**Problem description**
Extract each line bearing the word "name".

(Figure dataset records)
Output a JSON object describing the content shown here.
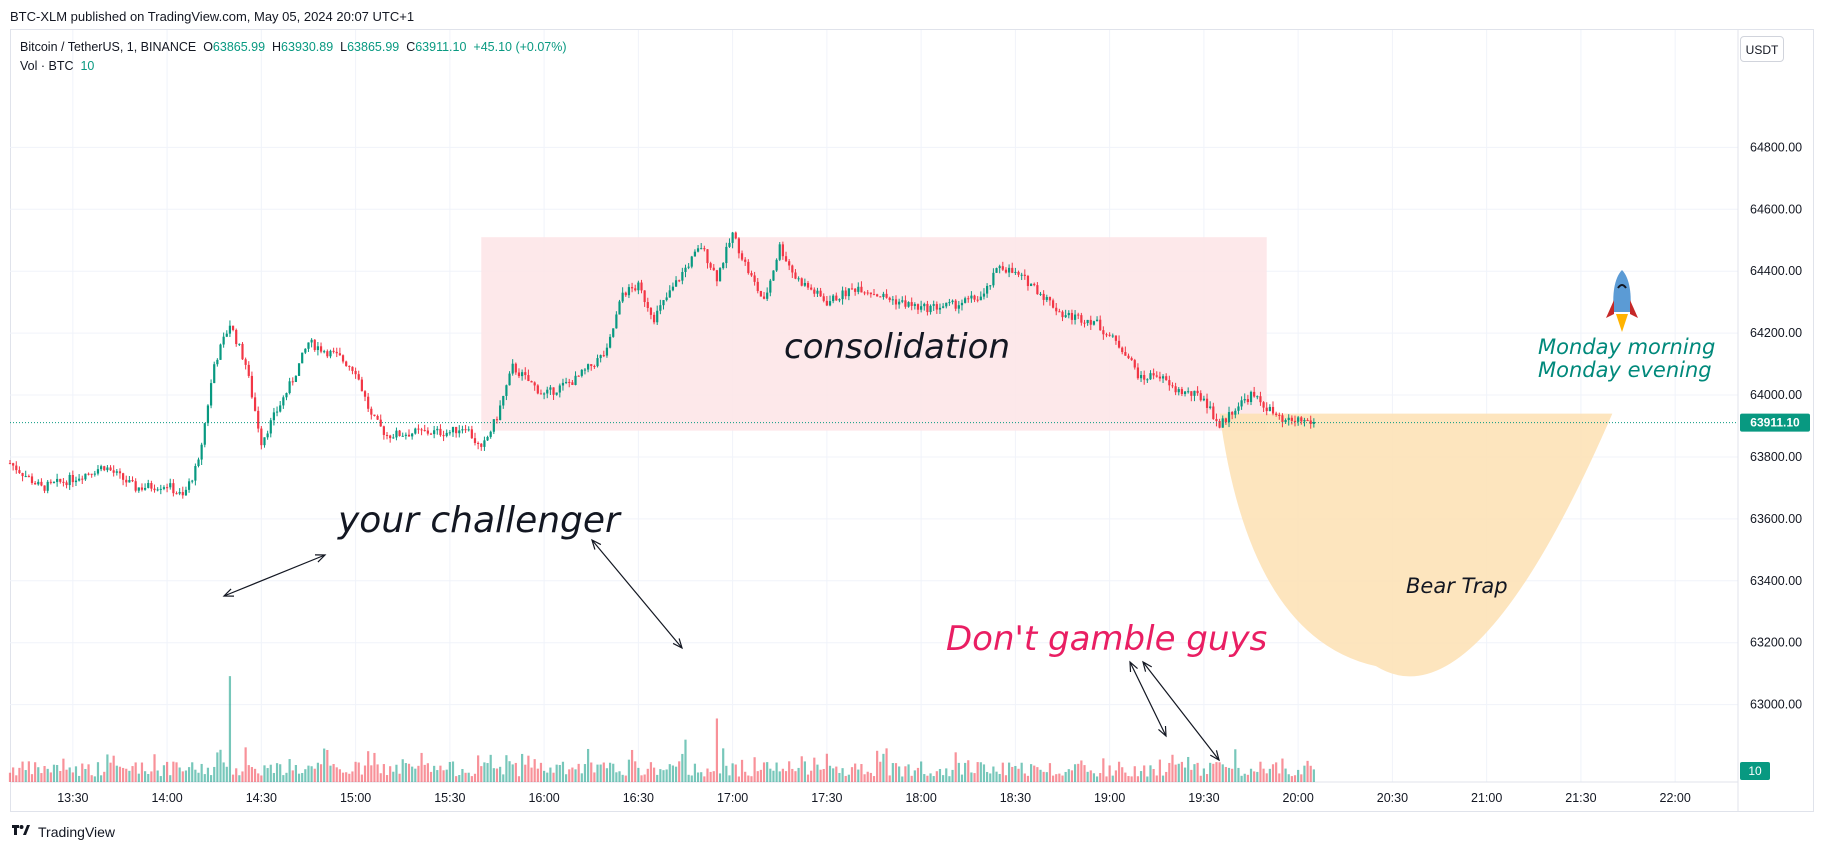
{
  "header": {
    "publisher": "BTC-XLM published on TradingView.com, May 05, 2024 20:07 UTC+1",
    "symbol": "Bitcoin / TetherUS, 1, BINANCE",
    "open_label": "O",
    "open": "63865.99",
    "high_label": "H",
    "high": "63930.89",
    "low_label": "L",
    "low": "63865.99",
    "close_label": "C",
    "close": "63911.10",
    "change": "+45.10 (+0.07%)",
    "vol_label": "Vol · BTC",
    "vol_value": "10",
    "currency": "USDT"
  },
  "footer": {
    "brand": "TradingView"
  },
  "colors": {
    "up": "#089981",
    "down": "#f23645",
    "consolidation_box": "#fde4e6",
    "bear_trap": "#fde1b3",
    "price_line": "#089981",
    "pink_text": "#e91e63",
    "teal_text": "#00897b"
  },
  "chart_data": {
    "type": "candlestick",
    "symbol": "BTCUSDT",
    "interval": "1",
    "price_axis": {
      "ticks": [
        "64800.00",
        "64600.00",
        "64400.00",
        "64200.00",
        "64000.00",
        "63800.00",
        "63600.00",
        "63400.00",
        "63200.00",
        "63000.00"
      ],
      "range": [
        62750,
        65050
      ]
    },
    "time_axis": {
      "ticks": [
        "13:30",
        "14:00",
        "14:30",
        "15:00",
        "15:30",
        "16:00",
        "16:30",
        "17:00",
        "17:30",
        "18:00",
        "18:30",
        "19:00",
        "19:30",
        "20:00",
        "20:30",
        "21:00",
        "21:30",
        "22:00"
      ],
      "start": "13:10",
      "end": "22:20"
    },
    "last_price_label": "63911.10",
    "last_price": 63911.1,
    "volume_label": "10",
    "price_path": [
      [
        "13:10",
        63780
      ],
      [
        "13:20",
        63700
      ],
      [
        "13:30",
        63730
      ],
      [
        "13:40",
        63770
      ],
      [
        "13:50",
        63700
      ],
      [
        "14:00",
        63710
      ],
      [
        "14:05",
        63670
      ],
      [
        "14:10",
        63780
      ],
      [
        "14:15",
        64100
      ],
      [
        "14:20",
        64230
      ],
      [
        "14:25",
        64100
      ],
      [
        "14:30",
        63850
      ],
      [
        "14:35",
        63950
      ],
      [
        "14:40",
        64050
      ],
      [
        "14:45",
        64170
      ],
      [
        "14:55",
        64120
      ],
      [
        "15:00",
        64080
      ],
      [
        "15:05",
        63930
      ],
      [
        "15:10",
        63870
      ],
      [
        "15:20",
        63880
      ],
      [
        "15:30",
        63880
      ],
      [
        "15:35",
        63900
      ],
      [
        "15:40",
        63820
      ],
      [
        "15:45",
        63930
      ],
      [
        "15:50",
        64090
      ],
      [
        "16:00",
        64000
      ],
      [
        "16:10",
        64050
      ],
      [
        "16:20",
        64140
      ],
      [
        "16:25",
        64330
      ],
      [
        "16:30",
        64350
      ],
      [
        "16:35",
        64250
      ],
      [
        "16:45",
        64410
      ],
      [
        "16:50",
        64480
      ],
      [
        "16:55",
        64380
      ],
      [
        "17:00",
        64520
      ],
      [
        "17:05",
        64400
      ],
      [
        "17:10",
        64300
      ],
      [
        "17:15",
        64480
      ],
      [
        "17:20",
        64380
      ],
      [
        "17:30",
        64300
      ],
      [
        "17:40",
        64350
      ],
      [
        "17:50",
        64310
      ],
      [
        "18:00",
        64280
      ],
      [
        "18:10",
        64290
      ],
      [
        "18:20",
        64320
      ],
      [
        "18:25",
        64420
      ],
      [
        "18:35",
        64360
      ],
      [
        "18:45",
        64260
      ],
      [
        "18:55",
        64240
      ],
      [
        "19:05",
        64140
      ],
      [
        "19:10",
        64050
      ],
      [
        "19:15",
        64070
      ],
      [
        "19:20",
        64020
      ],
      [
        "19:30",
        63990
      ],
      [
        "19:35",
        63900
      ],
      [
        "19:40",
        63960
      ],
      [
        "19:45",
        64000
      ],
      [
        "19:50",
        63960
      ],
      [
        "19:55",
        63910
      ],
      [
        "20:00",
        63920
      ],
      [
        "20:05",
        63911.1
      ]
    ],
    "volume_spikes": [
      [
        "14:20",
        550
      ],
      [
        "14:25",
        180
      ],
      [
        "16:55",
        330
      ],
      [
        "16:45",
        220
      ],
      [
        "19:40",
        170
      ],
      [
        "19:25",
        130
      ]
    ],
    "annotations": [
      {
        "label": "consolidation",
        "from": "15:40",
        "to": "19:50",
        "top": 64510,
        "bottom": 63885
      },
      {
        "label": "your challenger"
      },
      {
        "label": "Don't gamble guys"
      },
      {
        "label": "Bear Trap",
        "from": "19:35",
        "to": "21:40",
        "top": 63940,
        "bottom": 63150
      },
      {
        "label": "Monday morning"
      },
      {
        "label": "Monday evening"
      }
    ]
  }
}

==

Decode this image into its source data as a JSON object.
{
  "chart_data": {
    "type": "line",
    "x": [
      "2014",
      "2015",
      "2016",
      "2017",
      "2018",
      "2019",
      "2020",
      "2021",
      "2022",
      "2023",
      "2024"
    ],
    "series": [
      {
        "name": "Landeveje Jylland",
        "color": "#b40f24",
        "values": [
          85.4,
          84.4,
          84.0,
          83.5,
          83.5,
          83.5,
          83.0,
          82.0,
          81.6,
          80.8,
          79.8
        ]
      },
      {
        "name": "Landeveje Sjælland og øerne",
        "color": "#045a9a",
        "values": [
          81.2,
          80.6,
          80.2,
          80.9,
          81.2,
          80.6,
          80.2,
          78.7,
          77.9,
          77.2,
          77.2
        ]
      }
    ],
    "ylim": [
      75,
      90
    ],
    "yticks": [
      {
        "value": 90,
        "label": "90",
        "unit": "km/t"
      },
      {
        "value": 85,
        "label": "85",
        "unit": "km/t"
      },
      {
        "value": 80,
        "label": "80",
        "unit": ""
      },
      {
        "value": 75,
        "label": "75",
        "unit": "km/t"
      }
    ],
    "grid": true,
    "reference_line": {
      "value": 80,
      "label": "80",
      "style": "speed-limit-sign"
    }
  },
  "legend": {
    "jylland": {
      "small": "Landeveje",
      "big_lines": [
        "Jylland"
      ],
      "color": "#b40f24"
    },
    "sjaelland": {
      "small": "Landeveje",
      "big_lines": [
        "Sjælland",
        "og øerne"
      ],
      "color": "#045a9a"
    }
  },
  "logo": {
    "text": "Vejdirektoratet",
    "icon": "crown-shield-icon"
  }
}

**Solution for this task**
        "name": "Landeveje Jylland",
        "name": "Landeveje Sjælland og øerne",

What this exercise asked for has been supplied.